**Do this**
Only the number is wanted: how many lines in the data contain "ylabel"?

━━━ Data section ━━━

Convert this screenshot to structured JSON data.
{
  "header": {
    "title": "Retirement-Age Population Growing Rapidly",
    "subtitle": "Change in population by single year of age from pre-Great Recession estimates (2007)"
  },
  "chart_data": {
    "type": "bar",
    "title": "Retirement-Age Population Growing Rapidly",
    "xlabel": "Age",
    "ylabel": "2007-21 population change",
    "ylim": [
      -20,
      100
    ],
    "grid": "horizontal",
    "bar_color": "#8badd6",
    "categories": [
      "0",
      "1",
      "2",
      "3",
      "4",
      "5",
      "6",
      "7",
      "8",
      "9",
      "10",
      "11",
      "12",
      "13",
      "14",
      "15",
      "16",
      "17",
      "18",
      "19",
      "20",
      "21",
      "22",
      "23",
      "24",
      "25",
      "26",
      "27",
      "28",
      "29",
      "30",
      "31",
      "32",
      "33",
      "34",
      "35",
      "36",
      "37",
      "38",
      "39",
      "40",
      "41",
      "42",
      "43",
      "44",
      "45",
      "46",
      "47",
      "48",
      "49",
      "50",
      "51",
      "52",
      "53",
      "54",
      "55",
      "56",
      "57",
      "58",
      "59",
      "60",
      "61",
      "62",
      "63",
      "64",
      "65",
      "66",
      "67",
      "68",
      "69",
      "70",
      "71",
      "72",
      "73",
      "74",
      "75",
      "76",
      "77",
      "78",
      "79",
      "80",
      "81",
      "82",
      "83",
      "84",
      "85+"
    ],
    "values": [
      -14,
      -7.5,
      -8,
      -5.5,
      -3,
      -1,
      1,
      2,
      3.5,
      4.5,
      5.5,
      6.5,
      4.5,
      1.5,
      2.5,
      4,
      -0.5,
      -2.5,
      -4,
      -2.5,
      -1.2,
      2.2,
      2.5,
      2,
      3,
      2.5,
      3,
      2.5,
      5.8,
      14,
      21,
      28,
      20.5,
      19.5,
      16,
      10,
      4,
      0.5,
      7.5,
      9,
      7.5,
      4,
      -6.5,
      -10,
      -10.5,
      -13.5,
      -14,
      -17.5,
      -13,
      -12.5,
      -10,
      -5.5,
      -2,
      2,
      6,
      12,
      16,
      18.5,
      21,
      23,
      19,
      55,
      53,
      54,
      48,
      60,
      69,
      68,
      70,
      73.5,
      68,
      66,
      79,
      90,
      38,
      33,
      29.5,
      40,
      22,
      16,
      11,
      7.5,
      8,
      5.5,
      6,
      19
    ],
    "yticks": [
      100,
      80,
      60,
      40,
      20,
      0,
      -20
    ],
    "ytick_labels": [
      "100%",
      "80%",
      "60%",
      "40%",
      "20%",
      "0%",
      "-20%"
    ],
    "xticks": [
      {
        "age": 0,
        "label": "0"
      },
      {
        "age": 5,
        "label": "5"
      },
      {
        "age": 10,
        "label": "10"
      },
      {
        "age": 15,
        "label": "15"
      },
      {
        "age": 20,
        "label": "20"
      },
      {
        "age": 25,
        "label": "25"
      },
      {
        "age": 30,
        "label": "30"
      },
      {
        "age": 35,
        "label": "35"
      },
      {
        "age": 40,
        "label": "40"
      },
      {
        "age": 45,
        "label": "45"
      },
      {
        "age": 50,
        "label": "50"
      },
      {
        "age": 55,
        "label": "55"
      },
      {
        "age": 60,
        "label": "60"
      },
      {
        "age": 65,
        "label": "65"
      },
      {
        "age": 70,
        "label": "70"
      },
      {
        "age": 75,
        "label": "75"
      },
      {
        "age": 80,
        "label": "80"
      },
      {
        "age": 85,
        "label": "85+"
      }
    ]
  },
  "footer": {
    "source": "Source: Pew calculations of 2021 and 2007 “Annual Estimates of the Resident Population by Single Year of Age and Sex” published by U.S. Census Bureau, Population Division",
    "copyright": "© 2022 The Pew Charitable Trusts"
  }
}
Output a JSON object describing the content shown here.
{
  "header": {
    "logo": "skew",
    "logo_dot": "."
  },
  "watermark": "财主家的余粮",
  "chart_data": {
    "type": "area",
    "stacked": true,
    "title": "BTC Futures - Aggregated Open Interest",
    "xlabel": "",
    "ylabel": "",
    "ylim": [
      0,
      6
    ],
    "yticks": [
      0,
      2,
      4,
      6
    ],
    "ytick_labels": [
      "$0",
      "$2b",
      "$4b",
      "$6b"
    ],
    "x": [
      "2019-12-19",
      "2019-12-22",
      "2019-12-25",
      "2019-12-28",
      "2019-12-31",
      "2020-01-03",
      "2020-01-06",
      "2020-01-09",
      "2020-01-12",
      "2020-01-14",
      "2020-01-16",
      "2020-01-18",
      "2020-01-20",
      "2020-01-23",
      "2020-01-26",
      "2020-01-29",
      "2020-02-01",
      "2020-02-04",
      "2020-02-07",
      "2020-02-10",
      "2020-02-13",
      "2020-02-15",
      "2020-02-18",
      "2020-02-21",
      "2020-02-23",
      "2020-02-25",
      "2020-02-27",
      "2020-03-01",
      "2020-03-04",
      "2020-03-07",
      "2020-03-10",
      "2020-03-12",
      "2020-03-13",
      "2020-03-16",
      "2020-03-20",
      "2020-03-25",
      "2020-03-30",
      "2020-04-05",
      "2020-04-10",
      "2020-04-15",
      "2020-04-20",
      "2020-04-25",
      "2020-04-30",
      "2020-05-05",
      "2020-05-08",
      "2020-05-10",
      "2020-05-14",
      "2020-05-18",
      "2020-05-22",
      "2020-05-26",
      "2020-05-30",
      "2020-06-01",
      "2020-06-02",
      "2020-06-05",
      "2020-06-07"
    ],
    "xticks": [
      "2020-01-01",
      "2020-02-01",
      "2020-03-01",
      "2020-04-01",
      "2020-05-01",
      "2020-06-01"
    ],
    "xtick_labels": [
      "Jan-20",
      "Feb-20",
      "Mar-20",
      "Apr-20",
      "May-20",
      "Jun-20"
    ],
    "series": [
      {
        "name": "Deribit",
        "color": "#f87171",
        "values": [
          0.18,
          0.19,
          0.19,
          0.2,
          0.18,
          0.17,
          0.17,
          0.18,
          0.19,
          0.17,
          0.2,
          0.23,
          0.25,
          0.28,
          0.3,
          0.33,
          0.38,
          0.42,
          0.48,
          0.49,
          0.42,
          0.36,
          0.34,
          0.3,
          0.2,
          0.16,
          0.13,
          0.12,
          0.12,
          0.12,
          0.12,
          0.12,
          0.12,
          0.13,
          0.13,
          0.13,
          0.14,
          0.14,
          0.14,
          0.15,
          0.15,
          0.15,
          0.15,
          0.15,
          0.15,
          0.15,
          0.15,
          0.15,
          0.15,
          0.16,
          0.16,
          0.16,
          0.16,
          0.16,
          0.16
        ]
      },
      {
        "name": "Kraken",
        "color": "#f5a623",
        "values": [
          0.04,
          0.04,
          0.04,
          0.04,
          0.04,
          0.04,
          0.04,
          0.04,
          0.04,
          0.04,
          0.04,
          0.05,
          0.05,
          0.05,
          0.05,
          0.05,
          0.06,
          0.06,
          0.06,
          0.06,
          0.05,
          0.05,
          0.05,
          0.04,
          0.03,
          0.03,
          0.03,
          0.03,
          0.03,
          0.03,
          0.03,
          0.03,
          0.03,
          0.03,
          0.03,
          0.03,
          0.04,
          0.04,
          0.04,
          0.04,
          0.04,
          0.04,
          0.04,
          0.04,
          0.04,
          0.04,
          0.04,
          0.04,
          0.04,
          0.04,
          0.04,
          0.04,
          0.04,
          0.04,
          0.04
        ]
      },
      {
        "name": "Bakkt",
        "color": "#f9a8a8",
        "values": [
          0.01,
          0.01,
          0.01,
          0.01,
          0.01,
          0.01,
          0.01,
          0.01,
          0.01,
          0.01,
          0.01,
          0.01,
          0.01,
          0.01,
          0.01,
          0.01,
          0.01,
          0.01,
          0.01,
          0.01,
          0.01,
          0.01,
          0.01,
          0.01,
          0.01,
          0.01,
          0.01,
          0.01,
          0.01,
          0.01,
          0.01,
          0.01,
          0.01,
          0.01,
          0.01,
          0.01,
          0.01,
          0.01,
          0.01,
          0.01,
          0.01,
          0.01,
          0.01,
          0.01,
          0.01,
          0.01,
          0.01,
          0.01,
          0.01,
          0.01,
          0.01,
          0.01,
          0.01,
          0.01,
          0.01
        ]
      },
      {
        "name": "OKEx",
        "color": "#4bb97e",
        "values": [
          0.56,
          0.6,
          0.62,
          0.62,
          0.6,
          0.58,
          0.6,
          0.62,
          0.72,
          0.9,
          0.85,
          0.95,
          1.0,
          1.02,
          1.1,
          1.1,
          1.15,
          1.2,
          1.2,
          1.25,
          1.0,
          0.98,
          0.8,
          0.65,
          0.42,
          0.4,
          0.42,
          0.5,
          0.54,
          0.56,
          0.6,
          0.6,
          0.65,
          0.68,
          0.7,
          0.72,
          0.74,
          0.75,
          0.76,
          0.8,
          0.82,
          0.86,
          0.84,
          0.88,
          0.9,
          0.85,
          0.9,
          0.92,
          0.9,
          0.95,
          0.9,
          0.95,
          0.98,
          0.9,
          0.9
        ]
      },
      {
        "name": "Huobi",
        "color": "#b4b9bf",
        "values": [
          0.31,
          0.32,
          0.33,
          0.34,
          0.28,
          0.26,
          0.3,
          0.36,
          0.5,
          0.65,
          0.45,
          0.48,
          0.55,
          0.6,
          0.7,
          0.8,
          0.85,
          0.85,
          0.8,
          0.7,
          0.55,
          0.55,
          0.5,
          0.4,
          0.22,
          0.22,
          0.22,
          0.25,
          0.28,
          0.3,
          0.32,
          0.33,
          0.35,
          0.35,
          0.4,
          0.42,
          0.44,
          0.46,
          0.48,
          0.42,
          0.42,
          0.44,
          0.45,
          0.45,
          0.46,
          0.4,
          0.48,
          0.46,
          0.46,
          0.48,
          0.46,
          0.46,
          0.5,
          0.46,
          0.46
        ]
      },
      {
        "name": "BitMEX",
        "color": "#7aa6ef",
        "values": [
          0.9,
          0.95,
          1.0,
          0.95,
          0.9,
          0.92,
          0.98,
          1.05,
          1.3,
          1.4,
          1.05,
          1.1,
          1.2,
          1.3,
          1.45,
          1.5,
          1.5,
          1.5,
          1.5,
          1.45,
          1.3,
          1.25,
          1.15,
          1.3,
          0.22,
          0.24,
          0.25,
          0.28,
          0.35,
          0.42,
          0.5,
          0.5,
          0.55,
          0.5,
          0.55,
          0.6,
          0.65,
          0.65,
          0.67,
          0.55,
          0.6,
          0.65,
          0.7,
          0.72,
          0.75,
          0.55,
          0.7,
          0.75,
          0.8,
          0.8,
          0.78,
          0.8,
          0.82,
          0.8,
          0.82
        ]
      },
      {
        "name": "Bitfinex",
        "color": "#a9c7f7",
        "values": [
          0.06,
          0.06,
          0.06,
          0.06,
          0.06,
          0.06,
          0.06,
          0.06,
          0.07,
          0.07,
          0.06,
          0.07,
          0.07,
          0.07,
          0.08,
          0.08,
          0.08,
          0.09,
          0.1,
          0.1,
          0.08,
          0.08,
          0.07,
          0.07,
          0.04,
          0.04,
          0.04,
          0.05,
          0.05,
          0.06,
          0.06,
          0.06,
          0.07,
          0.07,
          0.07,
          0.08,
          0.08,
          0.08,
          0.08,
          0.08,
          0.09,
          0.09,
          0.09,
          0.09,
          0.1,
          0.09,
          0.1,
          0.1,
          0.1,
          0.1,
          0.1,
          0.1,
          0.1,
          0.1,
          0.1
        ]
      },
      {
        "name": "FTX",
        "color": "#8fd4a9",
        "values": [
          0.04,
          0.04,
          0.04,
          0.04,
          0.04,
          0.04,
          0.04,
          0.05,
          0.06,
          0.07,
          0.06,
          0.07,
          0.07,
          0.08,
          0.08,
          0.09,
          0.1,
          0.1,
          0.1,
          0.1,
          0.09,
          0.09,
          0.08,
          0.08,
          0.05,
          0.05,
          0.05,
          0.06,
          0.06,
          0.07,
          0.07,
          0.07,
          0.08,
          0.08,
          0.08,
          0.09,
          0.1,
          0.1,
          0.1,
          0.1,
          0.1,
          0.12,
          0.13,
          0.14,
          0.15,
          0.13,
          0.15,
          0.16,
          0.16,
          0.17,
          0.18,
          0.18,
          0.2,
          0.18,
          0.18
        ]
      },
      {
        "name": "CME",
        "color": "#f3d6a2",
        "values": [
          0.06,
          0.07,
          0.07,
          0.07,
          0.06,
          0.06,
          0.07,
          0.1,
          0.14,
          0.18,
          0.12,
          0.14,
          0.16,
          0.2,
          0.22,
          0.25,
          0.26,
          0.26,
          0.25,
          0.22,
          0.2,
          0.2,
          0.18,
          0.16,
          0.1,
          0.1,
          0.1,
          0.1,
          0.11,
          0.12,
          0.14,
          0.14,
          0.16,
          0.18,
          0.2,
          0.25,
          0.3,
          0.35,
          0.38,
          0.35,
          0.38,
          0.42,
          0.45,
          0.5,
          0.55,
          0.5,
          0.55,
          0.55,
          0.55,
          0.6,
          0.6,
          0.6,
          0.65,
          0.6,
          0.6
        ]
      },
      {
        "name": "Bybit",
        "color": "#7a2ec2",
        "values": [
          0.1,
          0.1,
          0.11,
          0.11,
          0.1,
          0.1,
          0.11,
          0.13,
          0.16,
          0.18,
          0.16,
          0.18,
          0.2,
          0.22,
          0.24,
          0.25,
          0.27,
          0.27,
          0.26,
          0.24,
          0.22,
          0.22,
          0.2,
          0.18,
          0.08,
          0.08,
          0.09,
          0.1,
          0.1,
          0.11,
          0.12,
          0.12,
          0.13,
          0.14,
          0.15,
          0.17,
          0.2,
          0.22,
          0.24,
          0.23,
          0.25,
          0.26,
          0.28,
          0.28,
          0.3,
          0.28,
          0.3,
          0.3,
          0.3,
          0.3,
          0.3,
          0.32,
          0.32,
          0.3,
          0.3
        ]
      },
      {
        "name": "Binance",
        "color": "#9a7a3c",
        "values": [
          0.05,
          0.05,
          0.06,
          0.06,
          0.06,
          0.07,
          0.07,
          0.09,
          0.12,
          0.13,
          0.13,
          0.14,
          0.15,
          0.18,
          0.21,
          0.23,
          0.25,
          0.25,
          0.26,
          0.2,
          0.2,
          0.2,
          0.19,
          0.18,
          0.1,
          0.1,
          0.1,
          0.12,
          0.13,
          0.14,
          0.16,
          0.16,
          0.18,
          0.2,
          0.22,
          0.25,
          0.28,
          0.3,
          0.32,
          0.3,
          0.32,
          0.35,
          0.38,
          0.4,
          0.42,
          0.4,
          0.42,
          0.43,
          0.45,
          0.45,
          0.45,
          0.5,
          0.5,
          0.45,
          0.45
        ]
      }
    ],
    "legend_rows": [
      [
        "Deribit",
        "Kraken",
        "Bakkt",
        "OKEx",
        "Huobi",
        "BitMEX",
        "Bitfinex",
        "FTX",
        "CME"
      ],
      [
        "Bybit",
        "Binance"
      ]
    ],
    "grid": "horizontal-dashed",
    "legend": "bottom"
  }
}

━━━

**Result below**
2